=== Prompt ===
Set down the material below in full, matching it exactly.

=== Data supplied ===
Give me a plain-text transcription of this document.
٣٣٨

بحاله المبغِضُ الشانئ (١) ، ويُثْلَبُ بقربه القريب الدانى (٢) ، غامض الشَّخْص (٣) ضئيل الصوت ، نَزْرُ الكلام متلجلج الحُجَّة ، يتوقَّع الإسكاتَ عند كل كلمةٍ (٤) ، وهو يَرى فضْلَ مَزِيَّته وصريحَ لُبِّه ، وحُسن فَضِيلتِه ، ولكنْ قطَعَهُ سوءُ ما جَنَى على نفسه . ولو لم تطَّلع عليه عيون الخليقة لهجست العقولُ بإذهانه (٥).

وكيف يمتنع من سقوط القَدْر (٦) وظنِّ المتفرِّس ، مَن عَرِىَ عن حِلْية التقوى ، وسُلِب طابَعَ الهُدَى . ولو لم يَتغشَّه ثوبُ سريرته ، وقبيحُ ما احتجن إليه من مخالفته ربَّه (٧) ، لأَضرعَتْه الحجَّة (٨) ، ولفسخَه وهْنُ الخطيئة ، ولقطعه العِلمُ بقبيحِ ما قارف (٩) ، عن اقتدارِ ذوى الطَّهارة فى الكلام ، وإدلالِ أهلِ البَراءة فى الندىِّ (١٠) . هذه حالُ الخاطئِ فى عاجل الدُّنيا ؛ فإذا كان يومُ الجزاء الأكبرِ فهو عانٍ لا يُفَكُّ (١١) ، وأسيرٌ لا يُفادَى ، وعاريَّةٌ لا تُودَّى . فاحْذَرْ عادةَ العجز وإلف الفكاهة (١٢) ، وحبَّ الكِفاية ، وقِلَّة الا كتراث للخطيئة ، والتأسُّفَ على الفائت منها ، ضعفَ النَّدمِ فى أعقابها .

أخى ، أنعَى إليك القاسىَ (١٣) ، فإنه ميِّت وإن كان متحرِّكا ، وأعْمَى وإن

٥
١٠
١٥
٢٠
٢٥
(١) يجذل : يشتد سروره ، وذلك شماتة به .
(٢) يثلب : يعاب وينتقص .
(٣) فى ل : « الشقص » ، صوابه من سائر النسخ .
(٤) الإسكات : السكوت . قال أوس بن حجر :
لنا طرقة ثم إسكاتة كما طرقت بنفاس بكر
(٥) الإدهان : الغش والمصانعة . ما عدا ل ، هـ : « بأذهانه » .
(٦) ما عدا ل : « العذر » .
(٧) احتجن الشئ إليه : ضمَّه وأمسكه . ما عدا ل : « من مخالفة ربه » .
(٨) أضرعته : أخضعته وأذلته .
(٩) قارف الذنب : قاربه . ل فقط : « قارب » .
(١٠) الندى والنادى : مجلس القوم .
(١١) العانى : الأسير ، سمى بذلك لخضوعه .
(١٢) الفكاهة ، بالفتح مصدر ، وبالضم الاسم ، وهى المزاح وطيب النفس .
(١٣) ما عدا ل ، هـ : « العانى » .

=== Response to the task ===
Give me a plain-text transcription of this document.
٣٣٨

بحاله المبغِضُ الشانئ (١) ، ويُثْلَبُ بقربه القريب الدانى (٢) ، غامض الشَّخْص (٣) ضئيل الصوت ، نَزْرُ الكلام متلجلج الحُجَّة ، يتوقَّع الإسكاتَ عند كل كلمةٍ (٤) ، وهو يَرى فضْلَ مَزِيَّته وصريحَ لُبِّه ، وحُسن فَضِيلتِه ، ولكنْ قطَعَهُ سوءُ ما جَنَى على نفسه . ولو لم تطَّلع عليه عيون الخليقة لهجست العقولُ بإذهانه (٥).

وكيف يمتنع من سقوط القَدْر (٦) وظنِّ المتفرِّس ، مَن عَرِىَ عن حِلْية التقوى ، وسُلِب طابَعَ الهُدَى . ولو لم يَتغشَّه ثوبُ سريرته ، وقبيحُ ما احتجن إليه من مخالفته ربَّه (٧) ، لأَضرعَتْه الحجَّة (٨) ، ولفسخَه وهْنُ الخطيئة ، ولقطعه العِلمُ بقبيحِ ما قارف (٩) ، عن اقتدارِ ذوى الطَّهارة فى الكلام ، وإدلالِ أهلِ البَراءة فى الندىِّ (١٠) . هذه حالُ الخاطئِ فى عاجل الدُّنيا ؛ فإذا كان يومُ الجزاء الأكبرِ فهو عانٍ لا يُفَكُّ (١١) ، وأسيرٌ لا يُفادَى ، وعاريَّةٌ لا تُودَّى . فاحْذَرْ عادةَ العجز وإلف الفكاهة (١٢) ، وحبَّ الكِفاية ، وقِلَّة الا كتراث للخطيئة ، والتأسُّفَ على الفائت منها ، ضعفَ النَّدمِ فى أعقابها .

أخى ، أنعَى إليك القاسىَ (١٣) ، فإنه ميِّت وإن كان متحرِّكا ، وأعْمَى وإن

٥
١٠
١٥
٢٠
٢٥
(١) يجذل : يشتد سروره ، وذلك شماتة به .
(٢) يثلب : يعاب وينتقص .
(٣) فى ل : « الشقص » ، صوابه من سائر النسخ .
(٤) الإسكات : السكوت . قال أوس بن حجر :
لنا طرقة ثم إسكاتة كما طرقت بنفاس بكر
(٥) الإدهان : الغش والمصانعة . ما عدا ل ، هـ : « بأذهانه » .
(٦) ما عدا ل : « العذر » .
(٧) احتجن الشئ إليه : ضمَّه وأمسكه . ما عدا ل : « من مخالفة ربه » .
(٨) أضرعته : أخضعته وأذلته .
(٩) قارف الذنب : قاربه . ل فقط : « قارب » .
(١٠) الندى والنادى : مجلس القوم .
(١١) العانى : الأسير ، سمى بذلك لخضوعه .
(١٢) الفكاهة ، بالفتح مصدر ، وبالضم الاسم ، وهى المزاح وطيب النفس .
(١٣) ما عدا ل ، هـ : « العانى » .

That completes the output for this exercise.